(Data entries)
● ● ●

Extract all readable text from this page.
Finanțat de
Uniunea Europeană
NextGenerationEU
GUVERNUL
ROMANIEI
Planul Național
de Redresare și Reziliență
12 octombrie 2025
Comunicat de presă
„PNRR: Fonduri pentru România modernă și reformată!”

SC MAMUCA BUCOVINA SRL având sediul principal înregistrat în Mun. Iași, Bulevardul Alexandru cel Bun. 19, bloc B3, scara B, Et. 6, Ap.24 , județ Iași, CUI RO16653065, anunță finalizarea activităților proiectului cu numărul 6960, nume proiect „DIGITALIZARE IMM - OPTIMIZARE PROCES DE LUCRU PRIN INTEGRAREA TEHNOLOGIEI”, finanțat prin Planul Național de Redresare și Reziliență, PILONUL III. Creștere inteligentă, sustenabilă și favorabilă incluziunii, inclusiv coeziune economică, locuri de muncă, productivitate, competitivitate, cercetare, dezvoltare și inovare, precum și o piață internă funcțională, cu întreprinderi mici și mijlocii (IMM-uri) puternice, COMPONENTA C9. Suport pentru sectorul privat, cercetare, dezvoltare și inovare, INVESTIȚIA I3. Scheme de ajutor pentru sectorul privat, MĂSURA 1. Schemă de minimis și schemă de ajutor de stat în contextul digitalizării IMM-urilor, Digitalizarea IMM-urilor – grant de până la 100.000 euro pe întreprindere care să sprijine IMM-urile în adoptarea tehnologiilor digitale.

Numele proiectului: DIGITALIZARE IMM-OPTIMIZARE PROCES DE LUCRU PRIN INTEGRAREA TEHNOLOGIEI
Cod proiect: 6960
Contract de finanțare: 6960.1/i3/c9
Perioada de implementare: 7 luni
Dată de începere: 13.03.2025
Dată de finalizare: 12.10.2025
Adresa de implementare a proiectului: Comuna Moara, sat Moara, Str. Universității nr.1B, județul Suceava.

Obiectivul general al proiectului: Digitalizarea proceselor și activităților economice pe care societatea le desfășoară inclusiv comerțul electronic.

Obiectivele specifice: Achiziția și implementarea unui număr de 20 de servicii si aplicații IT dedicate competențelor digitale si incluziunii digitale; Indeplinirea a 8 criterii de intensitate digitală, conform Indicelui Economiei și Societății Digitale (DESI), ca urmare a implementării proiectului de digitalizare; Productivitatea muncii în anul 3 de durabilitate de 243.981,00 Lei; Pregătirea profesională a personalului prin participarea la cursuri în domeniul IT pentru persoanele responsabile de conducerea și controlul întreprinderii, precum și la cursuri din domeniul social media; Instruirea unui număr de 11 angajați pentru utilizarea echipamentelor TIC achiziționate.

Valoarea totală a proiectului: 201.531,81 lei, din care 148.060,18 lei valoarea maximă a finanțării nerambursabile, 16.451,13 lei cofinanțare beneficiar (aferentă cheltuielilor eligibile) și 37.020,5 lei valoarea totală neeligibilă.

● ● ●

• What is required
Repeat each entry word for word.

• Response to this exercise
Extract all readable text from this page.
Finanțat de
Uniunea Europeană
NextGenerationEU
GUVERNUL
ROMANIEI
Planul Național
de Redresare și Reziliență
12 octombrie 2025
Comunicat de presă
„PNRR: Fonduri pentru România modernă și reformată!”

SC MAMUCA BUCOVINA SRL având sediul principal înregistrat în Mun. Iași, Bulevardul Alexandru cel Bun. 19, bloc B3, scara B, Et. 6, Ap.24 , județ Iași, CUI RO16653065, anunță finalizarea activităților proiectului cu numărul 6960, nume proiect „DIGITALIZARE IMM - OPTIMIZARE PROCES DE LUCRU PRIN INTEGRAREA TEHNOLOGIEI”, finanțat prin Planul Național de Redresare și Reziliență, PILONUL III. Creștere inteligentă, sustenabilă și favorabilă incluziunii, inclusiv coeziune economică, locuri de muncă, productivitate, competitivitate, cercetare, dezvoltare și inovare, precum și o piață internă funcțională, cu întreprinderi mici și mijlocii (IMM-uri) puternice, COMPONENTA C9. Suport pentru sectorul privat, cercetare, dezvoltare și inovare, INVESTIȚIA I3. Scheme de ajutor pentru sectorul privat, MĂSURA 1. Schemă de minimis și schemă de ajutor de stat în contextul digitalizării IMM-urilor, Digitalizarea IMM-urilor – grant de până la 100.000 euro pe întreprindere care să sprijine IMM-urile în adoptarea tehnologiilor digitale.

Numele proiectului: DIGITALIZARE IMM-OPTIMIZARE PROCES DE LUCRU PRIN INTEGRAREA TEHNOLOGIEI
Cod proiect: 6960
Contract de finanțare: 6960.1/i3/c9
Perioada de implementare: 7 luni
Dată de începere: 13.03.2025
Dată de finalizare: 12.10.2025
Adresa de implementare a proiectului: Comuna Moara, sat Moara, Str. Universității nr.1B, județul Suceava.

Obiectivul general al proiectului: Digitalizarea proceselor și activităților economice pe care societatea le desfășoară inclusiv comerțul electronic.

Obiectivele specifice: Achiziția și implementarea unui număr de 20 de servicii si aplicații IT dedicate competențelor digitale si incluziunii digitale; Indeplinirea a 8 criterii de intensitate digitală, conform Indicelui Economiei și Societății Digitale (DESI), ca urmare a implementării proiectului de digitalizare; Productivitatea muncii în anul 3 de durabilitate de 243.981,00 Lei; Pregătirea profesională a personalului prin participarea la cursuri în domeniul IT pentru persoanele responsabile de conducerea și controlul întreprinderii, precum și la cursuri din domeniul social media; Instruirea unui număr de 11 angajați pentru utilizarea echipamentelor TIC achiziționate.

Valoarea totală a proiectului: 201.531,81 lei, din care 148.060,18 lei valoarea maximă a finanțării nerambursabile, 16.451,13 lei cofinanțare beneficiar (aferentă cheltuielilor eligibile) și 37.020,5 lei valoarea totală neeligibilă.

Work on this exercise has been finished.